Extracted records:
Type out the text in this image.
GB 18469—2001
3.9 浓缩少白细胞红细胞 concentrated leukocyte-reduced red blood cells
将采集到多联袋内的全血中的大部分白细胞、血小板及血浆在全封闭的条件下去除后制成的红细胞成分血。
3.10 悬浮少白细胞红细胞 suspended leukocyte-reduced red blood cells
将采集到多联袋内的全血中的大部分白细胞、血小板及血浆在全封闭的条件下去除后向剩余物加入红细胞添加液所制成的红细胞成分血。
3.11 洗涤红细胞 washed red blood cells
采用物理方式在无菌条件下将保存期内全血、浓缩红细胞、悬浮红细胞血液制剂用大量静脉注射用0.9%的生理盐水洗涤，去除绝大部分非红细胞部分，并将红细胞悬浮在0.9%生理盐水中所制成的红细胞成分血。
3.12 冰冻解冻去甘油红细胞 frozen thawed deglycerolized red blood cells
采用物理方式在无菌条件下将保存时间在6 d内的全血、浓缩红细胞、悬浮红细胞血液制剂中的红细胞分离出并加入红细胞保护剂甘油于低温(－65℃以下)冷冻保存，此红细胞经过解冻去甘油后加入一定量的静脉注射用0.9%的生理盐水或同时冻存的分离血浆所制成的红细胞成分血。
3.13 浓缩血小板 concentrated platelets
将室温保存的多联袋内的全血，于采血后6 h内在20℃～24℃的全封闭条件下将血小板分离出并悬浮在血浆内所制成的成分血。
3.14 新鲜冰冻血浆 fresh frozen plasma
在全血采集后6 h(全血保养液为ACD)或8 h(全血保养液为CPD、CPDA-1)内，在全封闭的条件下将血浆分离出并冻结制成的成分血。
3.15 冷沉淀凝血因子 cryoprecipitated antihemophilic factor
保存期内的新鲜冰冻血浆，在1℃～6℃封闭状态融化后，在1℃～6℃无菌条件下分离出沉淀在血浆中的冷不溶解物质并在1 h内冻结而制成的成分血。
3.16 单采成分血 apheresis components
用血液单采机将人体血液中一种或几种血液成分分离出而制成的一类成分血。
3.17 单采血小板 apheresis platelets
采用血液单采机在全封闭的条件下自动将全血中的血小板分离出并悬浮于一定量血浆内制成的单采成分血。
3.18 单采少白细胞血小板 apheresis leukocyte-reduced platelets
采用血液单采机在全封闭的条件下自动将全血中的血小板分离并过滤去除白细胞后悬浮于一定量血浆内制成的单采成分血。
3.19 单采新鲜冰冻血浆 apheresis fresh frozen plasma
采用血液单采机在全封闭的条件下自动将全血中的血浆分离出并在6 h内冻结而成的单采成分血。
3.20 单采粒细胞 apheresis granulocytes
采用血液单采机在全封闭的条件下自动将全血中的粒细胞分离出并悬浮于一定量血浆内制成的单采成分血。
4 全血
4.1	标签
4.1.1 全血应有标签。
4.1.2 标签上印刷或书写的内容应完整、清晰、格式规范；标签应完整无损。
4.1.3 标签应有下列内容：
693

Exercise: Would you count the lines of the listing above that hold the string "plasma" and give only the resulting number?

Your response: 2